Exercise requirements: Pick out every line in the data below that holds "collectdata".

Input:
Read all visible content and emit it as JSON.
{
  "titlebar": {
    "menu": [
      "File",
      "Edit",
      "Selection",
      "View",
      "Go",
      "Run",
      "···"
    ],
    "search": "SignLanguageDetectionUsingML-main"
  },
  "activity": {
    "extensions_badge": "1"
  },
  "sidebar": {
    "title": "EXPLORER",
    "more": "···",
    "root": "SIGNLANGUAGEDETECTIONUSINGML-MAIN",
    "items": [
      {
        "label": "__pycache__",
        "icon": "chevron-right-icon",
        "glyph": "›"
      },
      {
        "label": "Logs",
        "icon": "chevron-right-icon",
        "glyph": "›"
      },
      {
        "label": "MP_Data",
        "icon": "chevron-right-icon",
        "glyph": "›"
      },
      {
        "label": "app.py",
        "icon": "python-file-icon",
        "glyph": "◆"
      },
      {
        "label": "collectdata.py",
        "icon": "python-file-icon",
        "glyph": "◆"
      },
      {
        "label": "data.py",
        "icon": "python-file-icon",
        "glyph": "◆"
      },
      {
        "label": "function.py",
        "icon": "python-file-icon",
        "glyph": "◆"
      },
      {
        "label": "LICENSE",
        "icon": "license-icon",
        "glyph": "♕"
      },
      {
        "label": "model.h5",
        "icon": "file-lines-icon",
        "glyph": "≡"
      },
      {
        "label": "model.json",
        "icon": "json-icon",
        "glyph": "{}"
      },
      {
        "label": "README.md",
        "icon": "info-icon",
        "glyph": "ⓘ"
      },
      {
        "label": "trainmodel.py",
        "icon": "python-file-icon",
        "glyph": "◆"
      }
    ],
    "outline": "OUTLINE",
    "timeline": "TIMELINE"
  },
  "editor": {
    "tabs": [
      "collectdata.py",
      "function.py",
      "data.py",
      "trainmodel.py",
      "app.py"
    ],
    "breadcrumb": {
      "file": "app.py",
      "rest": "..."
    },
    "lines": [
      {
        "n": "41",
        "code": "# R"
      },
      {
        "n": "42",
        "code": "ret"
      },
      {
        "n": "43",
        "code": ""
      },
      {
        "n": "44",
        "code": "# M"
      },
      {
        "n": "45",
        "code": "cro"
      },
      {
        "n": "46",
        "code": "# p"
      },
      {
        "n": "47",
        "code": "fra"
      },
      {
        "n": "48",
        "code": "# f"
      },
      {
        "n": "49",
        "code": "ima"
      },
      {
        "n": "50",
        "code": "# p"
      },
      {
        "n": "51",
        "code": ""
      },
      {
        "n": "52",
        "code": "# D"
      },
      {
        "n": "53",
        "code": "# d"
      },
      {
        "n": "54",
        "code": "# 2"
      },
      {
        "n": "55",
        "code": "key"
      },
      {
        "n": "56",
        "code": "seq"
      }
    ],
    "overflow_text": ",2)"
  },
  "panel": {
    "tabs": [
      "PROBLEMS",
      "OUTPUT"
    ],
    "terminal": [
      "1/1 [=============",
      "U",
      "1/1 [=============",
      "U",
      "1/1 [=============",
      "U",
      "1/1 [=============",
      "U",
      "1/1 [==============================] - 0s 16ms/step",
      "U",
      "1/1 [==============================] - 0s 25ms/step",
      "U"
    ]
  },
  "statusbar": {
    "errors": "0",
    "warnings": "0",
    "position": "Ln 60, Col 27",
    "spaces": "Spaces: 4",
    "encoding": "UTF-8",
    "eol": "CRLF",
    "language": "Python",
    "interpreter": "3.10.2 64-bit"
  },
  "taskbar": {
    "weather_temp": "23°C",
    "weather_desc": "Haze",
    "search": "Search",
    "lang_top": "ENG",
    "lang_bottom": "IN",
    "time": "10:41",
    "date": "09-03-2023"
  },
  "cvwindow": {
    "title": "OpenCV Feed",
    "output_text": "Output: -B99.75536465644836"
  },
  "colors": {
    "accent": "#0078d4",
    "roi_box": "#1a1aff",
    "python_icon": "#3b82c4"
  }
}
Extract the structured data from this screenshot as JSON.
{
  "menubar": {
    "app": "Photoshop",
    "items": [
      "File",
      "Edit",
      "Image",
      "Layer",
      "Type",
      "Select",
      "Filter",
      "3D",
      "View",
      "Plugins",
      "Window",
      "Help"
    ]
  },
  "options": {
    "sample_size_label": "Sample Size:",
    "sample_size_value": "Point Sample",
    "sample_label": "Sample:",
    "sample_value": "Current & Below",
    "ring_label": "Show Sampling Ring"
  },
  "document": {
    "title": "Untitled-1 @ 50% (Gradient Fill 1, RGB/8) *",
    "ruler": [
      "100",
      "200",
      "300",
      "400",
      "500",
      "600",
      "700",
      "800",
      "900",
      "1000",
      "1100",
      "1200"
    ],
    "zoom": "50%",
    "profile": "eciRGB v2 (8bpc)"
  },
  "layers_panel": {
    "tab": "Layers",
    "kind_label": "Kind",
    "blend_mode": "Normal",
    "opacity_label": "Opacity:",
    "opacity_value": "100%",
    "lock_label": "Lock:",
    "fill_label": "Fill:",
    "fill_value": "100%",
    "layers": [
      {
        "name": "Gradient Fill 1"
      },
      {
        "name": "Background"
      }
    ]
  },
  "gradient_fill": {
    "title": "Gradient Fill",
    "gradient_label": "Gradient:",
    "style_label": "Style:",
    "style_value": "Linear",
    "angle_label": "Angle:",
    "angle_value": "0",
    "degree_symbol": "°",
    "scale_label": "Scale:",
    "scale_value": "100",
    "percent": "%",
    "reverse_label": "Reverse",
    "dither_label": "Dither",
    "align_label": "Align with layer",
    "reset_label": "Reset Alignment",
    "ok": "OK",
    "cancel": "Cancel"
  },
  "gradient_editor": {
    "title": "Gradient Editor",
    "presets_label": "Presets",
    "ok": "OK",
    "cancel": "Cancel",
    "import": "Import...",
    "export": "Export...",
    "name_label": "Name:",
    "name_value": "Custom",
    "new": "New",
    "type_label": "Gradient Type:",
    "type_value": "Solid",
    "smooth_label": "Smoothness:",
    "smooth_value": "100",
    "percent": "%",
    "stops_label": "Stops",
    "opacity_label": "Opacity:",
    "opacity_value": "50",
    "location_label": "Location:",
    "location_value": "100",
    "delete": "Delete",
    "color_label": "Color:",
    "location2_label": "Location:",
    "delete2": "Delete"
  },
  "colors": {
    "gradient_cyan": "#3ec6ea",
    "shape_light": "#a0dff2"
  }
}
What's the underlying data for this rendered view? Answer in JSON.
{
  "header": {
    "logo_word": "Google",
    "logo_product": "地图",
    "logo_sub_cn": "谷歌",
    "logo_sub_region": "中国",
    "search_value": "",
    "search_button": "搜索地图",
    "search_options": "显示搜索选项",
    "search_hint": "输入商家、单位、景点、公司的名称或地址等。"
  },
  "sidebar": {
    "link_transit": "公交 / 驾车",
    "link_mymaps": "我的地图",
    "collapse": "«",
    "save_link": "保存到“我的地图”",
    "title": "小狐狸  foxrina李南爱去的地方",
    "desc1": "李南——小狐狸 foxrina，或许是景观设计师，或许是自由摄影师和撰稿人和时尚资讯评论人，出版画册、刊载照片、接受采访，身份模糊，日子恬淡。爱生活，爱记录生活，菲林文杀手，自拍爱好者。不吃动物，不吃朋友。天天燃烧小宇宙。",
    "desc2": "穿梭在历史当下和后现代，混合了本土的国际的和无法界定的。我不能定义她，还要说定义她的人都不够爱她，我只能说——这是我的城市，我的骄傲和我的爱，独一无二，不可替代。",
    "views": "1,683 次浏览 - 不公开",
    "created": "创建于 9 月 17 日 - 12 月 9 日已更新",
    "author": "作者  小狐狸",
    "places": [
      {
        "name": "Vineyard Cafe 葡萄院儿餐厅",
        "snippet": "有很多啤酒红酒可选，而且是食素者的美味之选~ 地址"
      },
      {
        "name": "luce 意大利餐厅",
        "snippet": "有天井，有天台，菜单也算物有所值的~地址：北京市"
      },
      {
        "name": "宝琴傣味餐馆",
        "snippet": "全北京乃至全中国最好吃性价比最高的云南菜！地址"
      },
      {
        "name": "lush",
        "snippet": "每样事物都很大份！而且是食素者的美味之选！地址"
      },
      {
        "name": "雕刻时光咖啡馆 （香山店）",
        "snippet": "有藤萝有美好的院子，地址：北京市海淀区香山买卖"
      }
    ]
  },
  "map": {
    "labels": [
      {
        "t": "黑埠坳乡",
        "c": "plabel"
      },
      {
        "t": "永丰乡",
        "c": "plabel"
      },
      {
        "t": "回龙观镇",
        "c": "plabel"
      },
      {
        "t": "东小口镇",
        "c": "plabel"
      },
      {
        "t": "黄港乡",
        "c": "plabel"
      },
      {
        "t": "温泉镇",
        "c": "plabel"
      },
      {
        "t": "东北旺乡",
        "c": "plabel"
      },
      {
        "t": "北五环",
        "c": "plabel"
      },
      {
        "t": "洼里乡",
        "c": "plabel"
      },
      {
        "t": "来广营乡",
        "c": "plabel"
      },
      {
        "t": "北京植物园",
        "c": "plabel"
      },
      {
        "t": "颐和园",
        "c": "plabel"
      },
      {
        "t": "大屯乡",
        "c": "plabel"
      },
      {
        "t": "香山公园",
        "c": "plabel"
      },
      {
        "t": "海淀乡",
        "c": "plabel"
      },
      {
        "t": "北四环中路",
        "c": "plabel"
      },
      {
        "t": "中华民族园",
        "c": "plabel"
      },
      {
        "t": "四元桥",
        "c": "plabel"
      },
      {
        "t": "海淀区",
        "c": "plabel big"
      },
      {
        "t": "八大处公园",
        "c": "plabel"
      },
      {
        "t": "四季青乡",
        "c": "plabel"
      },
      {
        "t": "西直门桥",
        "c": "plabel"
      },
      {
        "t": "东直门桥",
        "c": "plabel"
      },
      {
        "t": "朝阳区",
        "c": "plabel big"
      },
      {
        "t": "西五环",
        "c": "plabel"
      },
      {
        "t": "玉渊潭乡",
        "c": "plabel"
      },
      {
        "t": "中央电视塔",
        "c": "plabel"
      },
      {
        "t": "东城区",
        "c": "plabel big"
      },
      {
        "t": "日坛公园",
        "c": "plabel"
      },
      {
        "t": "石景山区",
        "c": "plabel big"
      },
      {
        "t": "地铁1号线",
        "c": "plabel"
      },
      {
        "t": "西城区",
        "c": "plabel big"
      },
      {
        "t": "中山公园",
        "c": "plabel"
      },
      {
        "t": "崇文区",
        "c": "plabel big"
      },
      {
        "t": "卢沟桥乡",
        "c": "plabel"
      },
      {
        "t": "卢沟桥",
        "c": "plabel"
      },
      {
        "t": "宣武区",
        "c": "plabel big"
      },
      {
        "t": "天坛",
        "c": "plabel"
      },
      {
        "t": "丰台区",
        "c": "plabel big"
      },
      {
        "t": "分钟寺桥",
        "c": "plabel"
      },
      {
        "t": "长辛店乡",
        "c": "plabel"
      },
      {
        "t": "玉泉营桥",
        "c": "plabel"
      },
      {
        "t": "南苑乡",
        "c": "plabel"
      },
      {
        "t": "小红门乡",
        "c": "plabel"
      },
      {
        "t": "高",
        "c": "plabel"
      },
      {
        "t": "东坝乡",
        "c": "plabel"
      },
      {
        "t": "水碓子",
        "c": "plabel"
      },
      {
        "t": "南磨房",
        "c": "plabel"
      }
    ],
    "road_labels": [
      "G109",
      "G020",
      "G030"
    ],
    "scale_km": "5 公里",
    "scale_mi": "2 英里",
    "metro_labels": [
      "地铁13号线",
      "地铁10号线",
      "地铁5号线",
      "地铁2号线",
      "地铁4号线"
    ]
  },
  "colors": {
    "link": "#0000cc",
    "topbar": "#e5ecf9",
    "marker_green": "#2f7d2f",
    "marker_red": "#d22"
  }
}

Task solution:
        "label": "collectdata.py",
      "collectdata.py",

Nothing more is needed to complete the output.